Element and coordinate records
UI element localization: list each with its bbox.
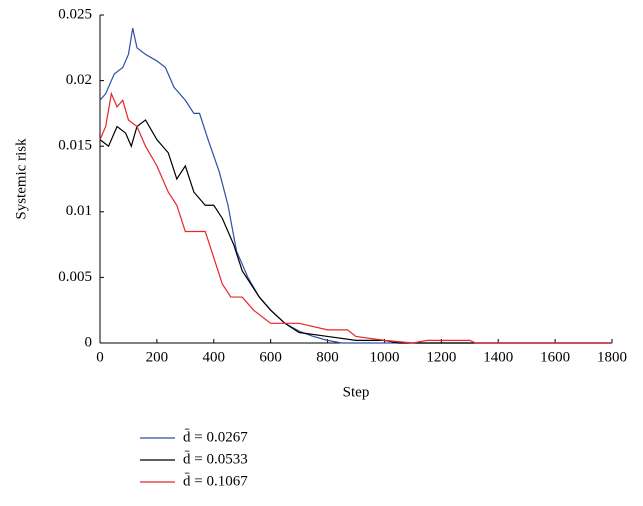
y-tick-label: 0: [85, 334, 93, 350]
x-tick-label: 1400: [483, 349, 513, 365]
series-line: [99, 119, 612, 344]
y-tick-label: 0.025: [58, 6, 92, 22]
x-tick-label: 0: [96, 349, 104, 365]
x-tick-label: 400: [203, 349, 226, 365]
x-tick-label: 600: [259, 349, 282, 365]
x-axis-label: Step: [343, 384, 370, 400]
y-tick-label: 0.015: [58, 138, 92, 154]
y-axis-label: Systemic risk: [13, 138, 29, 220]
legend-label: d̄ = 0.1067: [183, 473, 248, 489]
x-tick-label: 800: [316, 349, 339, 365]
x-tick-label: 200: [146, 349, 169, 365]
series-line: [99, 91, 612, 344]
legend-label: d̄ = 0.0533: [183, 451, 248, 467]
x-tick-label: 1600: [540, 349, 570, 365]
y-tick-label: 0.01: [66, 203, 92, 219]
x-tick-label: 1200: [426, 349, 456, 365]
y-tick-label: 0.02: [66, 72, 92, 88]
y-tick-label: 0.005: [58, 269, 92, 285]
legend-label: d̄ = 0.0267: [183, 429, 248, 445]
x-tick-label: 1800: [597, 349, 627, 365]
x-tick-label: 1000: [369, 349, 399, 365]
series-line: [99, 27, 612, 344]
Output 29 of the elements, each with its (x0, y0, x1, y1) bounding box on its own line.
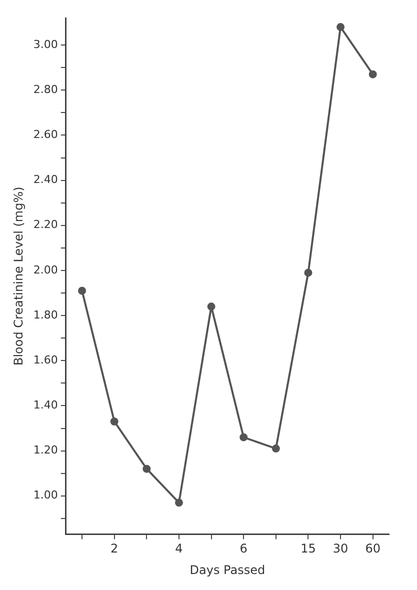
point (304, 268, 312, 277)
point (368, 70, 377, 78)
y-tick-label: 2.40 (33, 173, 58, 186)
y-tick-label: 1.00 (33, 488, 58, 502)
y-tick-label: 1.60 (33, 353, 58, 366)
y-tick-label: 2.00 (33, 263, 58, 276)
y-tick-label: 2.20 (33, 218, 58, 232)
x-tick-label: 30 (332, 542, 348, 556)
x-tick-label: 2 (110, 542, 118, 556)
x-tick-label: 15 (300, 542, 316, 556)
y-tick-label: 1.80 (33, 308, 58, 322)
y-tick-label: 1.40 (33, 398, 58, 412)
point (174, 498, 183, 507)
point (142, 464, 151, 473)
y-tick-label: 1.20 (33, 444, 58, 457)
y-tick-label: 3.00 (33, 38, 58, 51)
x-axis-title: Days Passed (190, 562, 266, 577)
y-tick-label: 2.60 (33, 128, 58, 142)
y-tick-label: 2.80 (33, 82, 58, 96)
point (240, 433, 248, 442)
point (207, 302, 216, 311)
point (272, 444, 280, 453)
x-tick-label: 60 (365, 542, 380, 556)
point (336, 23, 345, 32)
y-axis-title: Blood Creatinine Level (mg%) (11, 186, 26, 366)
point (110, 417, 118, 426)
x-tick-label: 4 (175, 542, 183, 556)
x-tick-label: 6 (240, 542, 248, 556)
point (78, 286, 86, 295)
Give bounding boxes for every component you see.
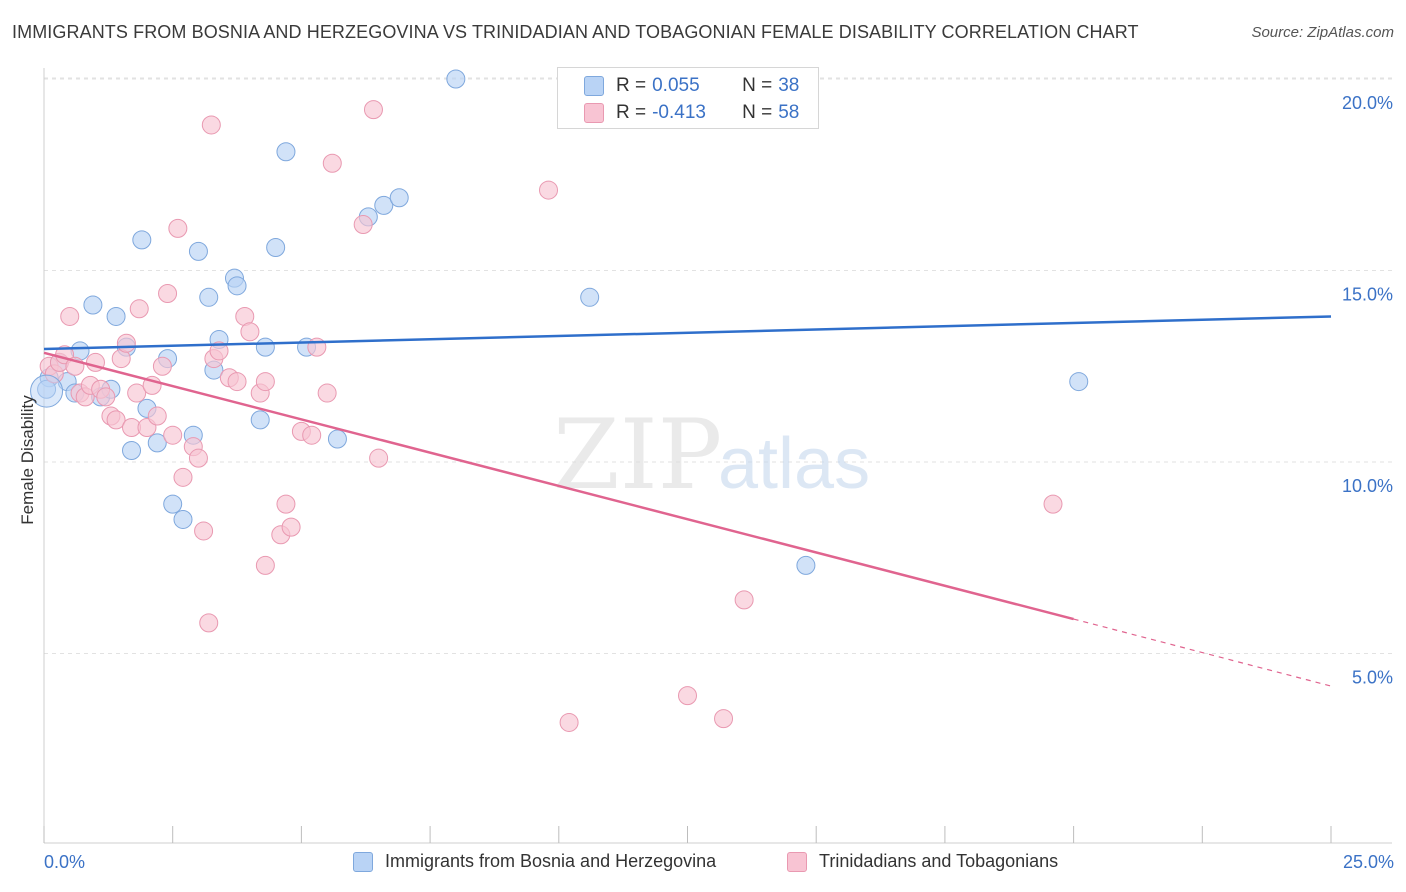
bosnia-point bbox=[122, 441, 142, 461]
trinidad-point bbox=[60, 306, 80, 326]
legend-label-bosnia: Immigrants from Bosnia and Herzegovina bbox=[385, 851, 717, 871]
trinidad-point bbox=[129, 299, 149, 319]
bosnia-point-large bbox=[30, 374, 64, 408]
trinidad-point bbox=[369, 448, 389, 468]
trinidad-legend-swatch bbox=[787, 851, 807, 872]
trinidad-point bbox=[276, 494, 296, 514]
bosnia-point bbox=[327, 429, 347, 449]
x-tick-label-min: 0.0% bbox=[44, 852, 86, 872]
legend-label-trinidad: Trinidadians and Tobagonians bbox=[819, 851, 1059, 871]
trinidad-point bbox=[106, 410, 126, 430]
chart-title: IMMIGRANTS FROM BOSNIA AND HERZEGOVINA V… bbox=[12, 22, 1139, 42]
x-tick-label-max: 25.0% bbox=[1342, 852, 1394, 872]
trinidad-trend-line bbox=[43, 351, 1074, 621]
bosnia-point bbox=[188, 241, 208, 261]
watermark-atlas: atlas bbox=[718, 424, 870, 504]
trinidad-point bbox=[158, 283, 178, 303]
trinidad-point bbox=[281, 517, 301, 537]
trinidad-point bbox=[201, 115, 221, 135]
bosnia-point bbox=[173, 509, 193, 529]
bosnia-point bbox=[163, 494, 183, 514]
trinidad-point bbox=[363, 100, 383, 120]
trinidad-point bbox=[255, 555, 275, 575]
legend-item-trinidad: Trinidadians and Tobagonians bbox=[787, 851, 1058, 872]
trinidad-point bbox=[147, 406, 167, 426]
bosnia-point bbox=[580, 287, 600, 307]
trinidad-point bbox=[322, 153, 342, 173]
r-label: R = bbox=[616, 102, 647, 123]
trinidad-point bbox=[199, 613, 219, 633]
bosnia-n-value: 38 bbox=[778, 75, 800, 96]
trinidad-point bbox=[302, 425, 322, 445]
trinidad-point bbox=[127, 383, 147, 403]
bosnia-point bbox=[147, 433, 167, 453]
bosnia-point bbox=[83, 295, 103, 315]
source-label: Source: ZipAtlas.com bbox=[1251, 24, 1394, 41]
bosnia-legend-swatch bbox=[353, 851, 373, 872]
trinidad-point bbox=[163, 425, 183, 445]
stats-row-trinidad: R = -0.413 N = 58 bbox=[584, 101, 800, 125]
trinidad-n-value: 58 bbox=[778, 102, 800, 123]
stats-legend-box: R = 0.055 N = 38 R = -0.413 N = 58 bbox=[557, 67, 819, 129]
y-axis-label: Female Disability bbox=[18, 395, 37, 525]
bosnia-point bbox=[389, 188, 409, 208]
trinidad-point bbox=[539, 180, 559, 200]
bosnia-point bbox=[132, 230, 152, 250]
trinidad-point bbox=[734, 590, 754, 610]
trinidad-point bbox=[116, 333, 136, 353]
n-label: N = bbox=[742, 102, 773, 123]
trinidad-trend-extension bbox=[1073, 618, 1332, 687]
trinidad-point bbox=[152, 356, 172, 376]
trinidad-point bbox=[353, 215, 373, 235]
bosnia-point bbox=[1069, 372, 1089, 392]
bosnia-point bbox=[227, 276, 247, 296]
trinidad-point bbox=[678, 686, 697, 706]
bosnia-swatch bbox=[584, 76, 604, 96]
trinidad-swatch bbox=[584, 103, 604, 123]
r-label: R = bbox=[616, 75, 647, 96]
trinidad-point bbox=[240, 322, 260, 342]
n-label: N = bbox=[742, 75, 773, 96]
bosnia-point bbox=[276, 142, 296, 162]
trinidad-point bbox=[194, 521, 214, 541]
trinidad-point bbox=[714, 709, 734, 729]
trinidad-point bbox=[317, 383, 337, 403]
trinidad-point bbox=[96, 387, 116, 407]
bosnia-point bbox=[250, 410, 270, 430]
trinidad-point bbox=[1043, 494, 1063, 514]
bosnia-point bbox=[266, 238, 286, 258]
bosnia-point bbox=[796, 555, 816, 575]
trinidad-point bbox=[227, 372, 247, 392]
stats-row-bosnia: R = 0.055 N = 38 bbox=[584, 74, 800, 98]
y-tick-label: 10.0% bbox=[1342, 476, 1393, 496]
bosnia-point bbox=[446, 69, 466, 89]
bosnia-point bbox=[255, 337, 275, 357]
trinidad-point bbox=[559, 712, 579, 732]
bottom-legend: Immigrants from Bosnia and Herzegovina T… bbox=[0, 851, 1406, 877]
bosnia-point bbox=[374, 195, 394, 215]
y-tick-label: 15.0% bbox=[1342, 285, 1393, 305]
bosnia-point bbox=[199, 287, 219, 307]
y-tick-label: 5.0% bbox=[1352, 668, 1393, 688]
trinidad-point bbox=[168, 218, 188, 238]
trinidad-point bbox=[255, 372, 275, 392]
bosnia-r-value: 0.055 bbox=[652, 75, 700, 96]
trinidad-point bbox=[173, 467, 193, 487]
trinidad-r-value: -0.413 bbox=[652, 102, 706, 123]
bosnia-trend-line bbox=[43, 315, 1332, 351]
legend-item-bosnia: Immigrants from Bosnia and Herzegovina bbox=[353, 851, 716, 872]
y-tick-label: 20.0% bbox=[1342, 93, 1393, 113]
trinidad-point bbox=[188, 448, 208, 468]
trinidad-point bbox=[209, 341, 229, 361]
bosnia-point bbox=[106, 306, 126, 326]
watermark-zip: ZIP bbox=[553, 399, 722, 511]
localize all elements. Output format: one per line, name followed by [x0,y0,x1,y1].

## Written request
Return the rows above exactly as they appear, everything from the line containing "point (304, 268, 312, 277)" down to the line containing "x-tick-label: 2 (110, 542, 118, 556)", both ends included.

## Task response
point (304, 268, 312, 277)
point (368, 70, 377, 78)
y-tick-label: 2.40 (33, 173, 58, 186)
y-tick-label: 1.00 (33, 488, 58, 502)
y-tick-label: 1.60 (33, 353, 58, 366)
y-tick-label: 2.00 (33, 263, 58, 276)
y-tick-label: 2.20 (33, 218, 58, 232)
x-tick-label: 30 (332, 542, 348, 556)
x-tick-label: 2 (110, 542, 118, 556)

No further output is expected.